Given instruction – Give an exact transcription of every line, dropping the images.

Data entries
····················

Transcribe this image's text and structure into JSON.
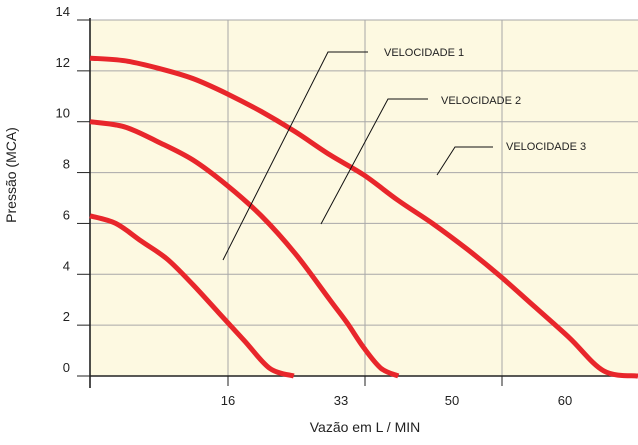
{
  "colors": {
    "plot_background": "#fdf9e1",
    "grid": "#a8a8a8",
    "curve": "#e8262b",
    "axis": "#222222",
    "leader": "#111111"
  },
  "chart_data": {
    "type": "line",
    "title": "",
    "xlabel": "Vazão em L / MIN",
    "ylabel": "Pressão (MCA)",
    "x_ticks": [
      "16",
      "33",
      "50",
      "60"
    ],
    "y_ticks": [
      "0",
      "2",
      "4",
      "6",
      "8",
      "10",
      "12",
      "14"
    ],
    "xlim": [
      0,
      64
    ],
    "ylim": [
      0,
      14
    ],
    "grid": true,
    "series": [
      {
        "name": "VELOCIDADE 1",
        "x": [
          0,
          4,
          8,
          12,
          16,
          20,
          24,
          28,
          32,
          36,
          40,
          44,
          48,
          52,
          56,
          60,
          64
        ],
        "y": [
          12.5,
          12.4,
          12.1,
          11.7,
          11.1,
          10.4,
          9.6,
          8.7,
          7.9,
          6.9,
          6.0,
          5.0,
          3.9,
          2.7,
          1.5,
          0.2,
          0
        ]
      },
      {
        "name": "VELOCIDADE 2",
        "x": [
          0,
          4,
          8,
          12,
          16,
          20,
          24,
          28,
          30,
          32,
          34,
          36
        ],
        "y": [
          10.0,
          9.8,
          9.2,
          8.5,
          7.5,
          6.3,
          4.8,
          3.0,
          2.1,
          1.1,
          0.3,
          0
        ]
      },
      {
        "name": "VELOCIDADE 3",
        "x": [
          0,
          3,
          6,
          9,
          12,
          15,
          18,
          21,
          23.8
        ],
        "y": [
          6.3,
          6.0,
          5.3,
          4.6,
          3.6,
          2.5,
          1.4,
          0.3,
          0
        ]
      }
    ],
    "annotations": [
      {
        "text": "VELOCIDADE 1"
      },
      {
        "text": "VELOCIDADE 2"
      },
      {
        "text": "VELOCIDADE 3"
      }
    ]
  }
}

····················

Answer in full –
Transcribe this image's text and structure into JSON.
{
  "colors": {
    "plot_background": "#fdf9e1",
    "grid": "#a8a8a8",
    "curve": "#e8262b",
    "axis": "#222222",
    "leader": "#111111"
  },
  "chart_data": {
    "type": "line",
    "title": "",
    "xlabel": "Vazão em L / MIN",
    "ylabel": "Pressão (MCA)",
    "x_ticks": [
      "16",
      "33",
      "50",
      "60"
    ],
    "y_ticks": [
      "0",
      "2",
      "4",
      "6",
      "8",
      "10",
      "12",
      "14"
    ],
    "xlim": [
      0,
      64
    ],
    "ylim": [
      0,
      14
    ],
    "grid": true,
    "series": [
      {
        "name": "VELOCIDADE 1",
        "x": [
          0,
          4,
          8,
          12,
          16,
          20,
          24,
          28,
          32,
          36,
          40,
          44,
          48,
          52,
          56,
          60,
          64
        ],
        "y": [
          12.5,
          12.4,
          12.1,
          11.7,
          11.1,
          10.4,
          9.6,
          8.7,
          7.9,
          6.9,
          6.0,
          5.0,
          3.9,
          2.7,
          1.5,
          0.2,
          0
        ]
      },
      {
        "name": "VELOCIDADE 2",
        "x": [
          0,
          4,
          8,
          12,
          16,
          20,
          24,
          28,
          30,
          32,
          34,
          36
        ],
        "y": [
          10.0,
          9.8,
          9.2,
          8.5,
          7.5,
          6.3,
          4.8,
          3.0,
          2.1,
          1.1,
          0.3,
          0
        ]
      },
      {
        "name": "VELOCIDADE 3",
        "x": [
          0,
          3,
          6,
          9,
          12,
          15,
          18,
          21,
          23.8
        ],
        "y": [
          6.3,
          6.0,
          5.3,
          4.6,
          3.6,
          2.5,
          1.4,
          0.3,
          0
        ]
      }
    ],
    "annotations": [
      {
        "text": "VELOCIDADE 1"
      },
      {
        "text": "VELOCIDADE 2"
      },
      {
        "text": "VELOCIDADE 3"
      }
    ]
  }
}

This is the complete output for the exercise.